▼

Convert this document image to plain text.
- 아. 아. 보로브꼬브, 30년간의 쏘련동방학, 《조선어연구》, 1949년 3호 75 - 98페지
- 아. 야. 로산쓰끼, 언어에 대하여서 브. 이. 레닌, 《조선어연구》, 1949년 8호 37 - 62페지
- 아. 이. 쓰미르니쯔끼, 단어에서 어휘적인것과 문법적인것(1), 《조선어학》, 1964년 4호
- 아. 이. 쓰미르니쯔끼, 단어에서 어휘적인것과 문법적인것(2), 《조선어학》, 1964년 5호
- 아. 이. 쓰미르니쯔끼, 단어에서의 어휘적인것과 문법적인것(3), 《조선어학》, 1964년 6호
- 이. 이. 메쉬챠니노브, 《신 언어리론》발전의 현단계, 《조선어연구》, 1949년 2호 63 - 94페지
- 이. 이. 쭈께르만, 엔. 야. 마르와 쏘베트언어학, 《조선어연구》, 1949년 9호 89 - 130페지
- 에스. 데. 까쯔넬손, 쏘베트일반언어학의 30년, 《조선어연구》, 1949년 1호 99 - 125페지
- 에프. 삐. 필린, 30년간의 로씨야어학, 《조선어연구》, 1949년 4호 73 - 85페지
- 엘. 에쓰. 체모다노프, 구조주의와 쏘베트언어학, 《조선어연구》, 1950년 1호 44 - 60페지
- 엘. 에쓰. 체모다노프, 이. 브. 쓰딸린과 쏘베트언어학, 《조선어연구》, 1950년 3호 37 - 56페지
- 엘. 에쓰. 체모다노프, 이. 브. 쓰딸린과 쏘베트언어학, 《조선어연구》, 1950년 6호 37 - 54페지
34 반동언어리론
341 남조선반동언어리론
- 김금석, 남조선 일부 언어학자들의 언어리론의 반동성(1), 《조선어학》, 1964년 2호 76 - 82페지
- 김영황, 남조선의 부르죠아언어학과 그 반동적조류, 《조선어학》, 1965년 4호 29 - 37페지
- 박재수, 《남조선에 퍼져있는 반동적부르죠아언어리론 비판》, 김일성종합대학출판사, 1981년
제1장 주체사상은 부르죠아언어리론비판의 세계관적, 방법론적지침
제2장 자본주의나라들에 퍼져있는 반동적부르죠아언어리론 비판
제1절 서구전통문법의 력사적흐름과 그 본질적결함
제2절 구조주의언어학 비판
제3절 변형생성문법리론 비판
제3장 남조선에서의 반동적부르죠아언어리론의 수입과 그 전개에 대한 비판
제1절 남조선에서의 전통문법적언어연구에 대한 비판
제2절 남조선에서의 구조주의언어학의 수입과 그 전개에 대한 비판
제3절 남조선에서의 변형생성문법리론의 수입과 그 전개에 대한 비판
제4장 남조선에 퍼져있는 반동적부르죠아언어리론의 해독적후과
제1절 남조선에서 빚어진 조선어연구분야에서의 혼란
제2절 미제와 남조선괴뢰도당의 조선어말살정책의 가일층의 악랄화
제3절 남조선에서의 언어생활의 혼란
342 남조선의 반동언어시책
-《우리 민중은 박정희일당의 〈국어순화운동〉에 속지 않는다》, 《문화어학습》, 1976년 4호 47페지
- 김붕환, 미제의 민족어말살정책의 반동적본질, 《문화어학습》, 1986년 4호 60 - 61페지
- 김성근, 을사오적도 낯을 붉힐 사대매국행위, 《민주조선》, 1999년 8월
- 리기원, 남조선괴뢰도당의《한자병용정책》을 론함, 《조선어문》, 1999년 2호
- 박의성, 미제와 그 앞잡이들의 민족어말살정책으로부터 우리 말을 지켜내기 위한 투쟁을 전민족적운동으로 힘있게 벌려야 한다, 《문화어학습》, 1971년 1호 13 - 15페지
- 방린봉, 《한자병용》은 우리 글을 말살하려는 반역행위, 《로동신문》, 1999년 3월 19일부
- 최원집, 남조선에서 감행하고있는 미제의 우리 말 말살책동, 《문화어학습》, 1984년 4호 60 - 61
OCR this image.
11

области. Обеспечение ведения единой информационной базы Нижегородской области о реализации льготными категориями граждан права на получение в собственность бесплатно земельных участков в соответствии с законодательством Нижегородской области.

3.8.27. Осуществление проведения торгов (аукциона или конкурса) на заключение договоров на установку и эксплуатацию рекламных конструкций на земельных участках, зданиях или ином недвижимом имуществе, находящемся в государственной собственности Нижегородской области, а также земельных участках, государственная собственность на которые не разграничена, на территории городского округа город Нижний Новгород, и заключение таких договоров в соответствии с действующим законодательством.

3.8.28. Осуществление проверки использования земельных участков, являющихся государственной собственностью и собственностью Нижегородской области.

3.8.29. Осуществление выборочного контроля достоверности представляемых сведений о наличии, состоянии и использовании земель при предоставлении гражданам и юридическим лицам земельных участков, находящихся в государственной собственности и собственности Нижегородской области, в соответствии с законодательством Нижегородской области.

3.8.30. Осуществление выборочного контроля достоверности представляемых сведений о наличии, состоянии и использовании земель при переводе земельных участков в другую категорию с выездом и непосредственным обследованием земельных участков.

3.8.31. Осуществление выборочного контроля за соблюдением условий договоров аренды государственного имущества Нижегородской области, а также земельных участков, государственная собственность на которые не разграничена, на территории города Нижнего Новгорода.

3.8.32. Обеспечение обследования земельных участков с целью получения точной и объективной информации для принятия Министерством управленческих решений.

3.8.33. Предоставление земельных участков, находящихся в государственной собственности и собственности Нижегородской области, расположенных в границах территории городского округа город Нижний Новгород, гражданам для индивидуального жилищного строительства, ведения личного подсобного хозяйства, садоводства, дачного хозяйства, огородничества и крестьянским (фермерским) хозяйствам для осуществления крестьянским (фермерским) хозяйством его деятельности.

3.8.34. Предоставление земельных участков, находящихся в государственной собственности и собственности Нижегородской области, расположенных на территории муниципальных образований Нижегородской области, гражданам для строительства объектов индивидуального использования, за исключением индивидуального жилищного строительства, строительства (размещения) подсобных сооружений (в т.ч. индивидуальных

▲

Go through the records. Copy each line where "использования" appears.

3.8.28. Осуществление проверки использования земельных участков, являющихся государственной собственностью и собственностью Нижегородской области.
3.8.34. Предоставление земельных участков, находящихся в государственной собственности и собственности Нижегородской области, расположенных на территории муниципальных образований Нижегородской области, гражданам для строительства объектов индивидуального использования, за исключением индивидуального жилищного строительства, строительства (размещения) подсобных сооружений (в т.ч. индивидуальных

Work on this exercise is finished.